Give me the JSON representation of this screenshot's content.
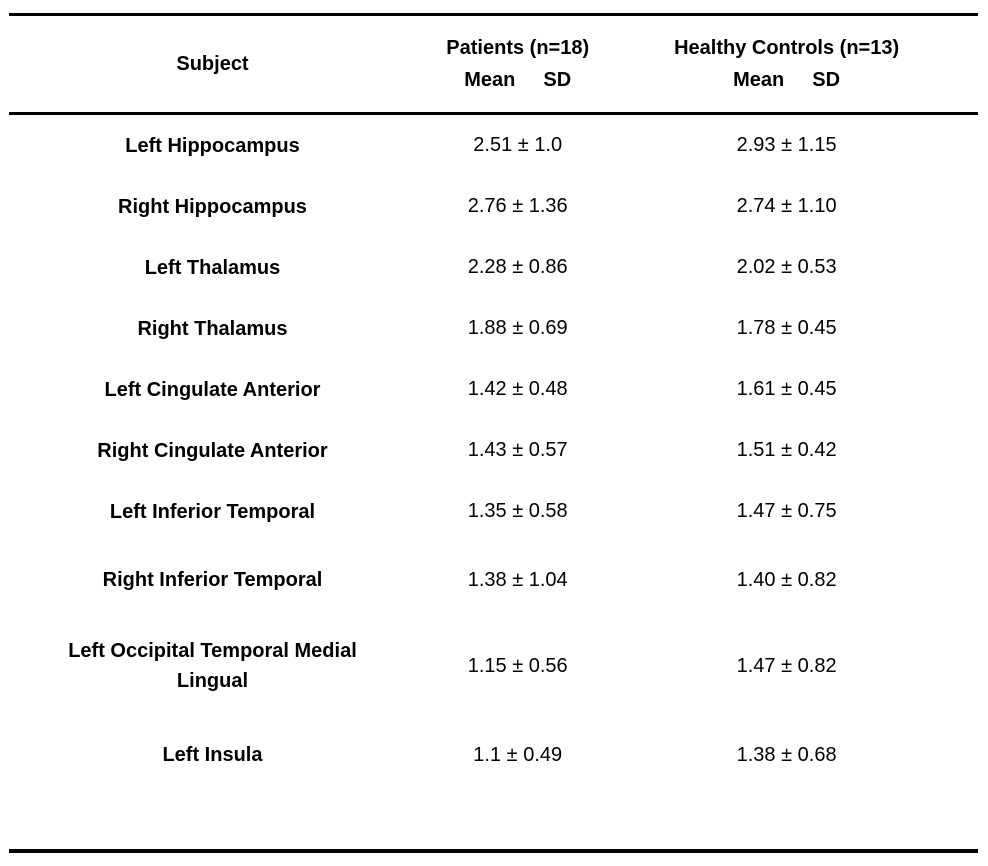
{
  "header": {
    "subject": "Subject",
    "patients_group": "Patients (n=18)",
    "controls_group": "Healthy Controls (n=13)",
    "patients_mean_label": "Mean",
    "patients_sd_label": "SD",
    "controls_mean_label": "Mean",
    "controls_sd_label": "SD"
  },
  "rows": [
    {
      "subject": "Left Hippocampus",
      "patients": "2.51 ± 1.0",
      "controls": "2.93 ± 1.15"
    },
    {
      "subject": "Right Hippocampus",
      "patients": "2.76 ± 1.36",
      "controls": "2.74 ± 1.10"
    },
    {
      "subject": "Left Thalamus",
      "patients": "2.28 ± 0.86",
      "controls": "2.02 ± 0.53"
    },
    {
      "subject": "Right Thalamus",
      "patients": "1.88 ± 0.69",
      "controls": "1.78 ± 0.45"
    },
    {
      "subject": "Left Cingulate Anterior",
      "patients": "1.42 ± 0.48",
      "controls": "1.61 ± 0.45"
    },
    {
      "subject": "Right Cingulate Anterior",
      "patients": "1.43 ± 0.57",
      "controls": "1.51 ± 0.42"
    },
    {
      "subject": "Left Inferior Temporal",
      "patients": "1.35 ± 0.58",
      "controls": "1.47 ± 0.75"
    },
    {
      "subject": "Right Inferior Temporal",
      "patients": "1.38 ± 1.04",
      "controls": "1.40 ± 0.82"
    },
    {
      "subject": "Left Occipital Temporal Medial Lingual",
      "patients": "1.15 ± 0.56",
      "controls": "1.47 ± 0.82"
    },
    {
      "subject": "Left Insula",
      "patients": "1.1 ± 0.49",
      "controls": "1.38 ± 0.68"
    }
  ],
  "colors": {
    "text": "#000000",
    "background": "#ffffff",
    "rule": "#000000"
  }
}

------------------------------------------------------------

EXERCISE AIM: When you copy the records above, keep every word exact but leave out the pictures.

EXERCISE OUTPUT:
Give me the JSON representation of this screenshot's content.
{
  "header": {
    "subject": "Subject",
    "patients_group": "Patients (n=18)",
    "controls_group": "Healthy Controls (n=13)",
    "patients_mean_label": "Mean",
    "patients_sd_label": "SD",
    "controls_mean_label": "Mean",
    "controls_sd_label": "SD"
  },
  "rows": [
    {
      "subject": "Left Hippocampus",
      "patients": "2.51 ± 1.0",
      "controls": "2.93 ± 1.15"
    },
    {
      "subject": "Right Hippocampus",
      "patients": "2.76 ± 1.36",
      "controls": "2.74 ± 1.10"
    },
    {
      "subject": "Left Thalamus",
      "patients": "2.28 ± 0.86",
      "controls": "2.02 ± 0.53"
    },
    {
      "subject": "Right Thalamus",
      "patients": "1.88 ± 0.69",
      "controls": "1.78 ± 0.45"
    },
    {
      "subject": "Left Cingulate Anterior",
      "patients": "1.42 ± 0.48",
      "controls": "1.61 ± 0.45"
    },
    {
      "subject": "Right Cingulate Anterior",
      "patients": "1.43 ± 0.57",
      "controls": "1.51 ± 0.42"
    },
    {
      "subject": "Left Inferior Temporal",
      "patients": "1.35 ± 0.58",
      "controls": "1.47 ± 0.75"
    },
    {
      "subject": "Right Inferior Temporal",
      "patients": "1.38 ± 1.04",
      "controls": "1.40 ± 0.82"
    },
    {
      "subject": "Left Occipital Temporal Medial Lingual",
      "patients": "1.15 ± 0.56",
      "controls": "1.47 ± 0.82"
    },
    {
      "subject": "Left Insula",
      "patients": "1.1 ± 0.49",
      "controls": "1.38 ± 0.68"
    }
  ],
  "colors": {
    "text": "#000000",
    "background": "#ffffff",
    "rule": "#000000"
  }
}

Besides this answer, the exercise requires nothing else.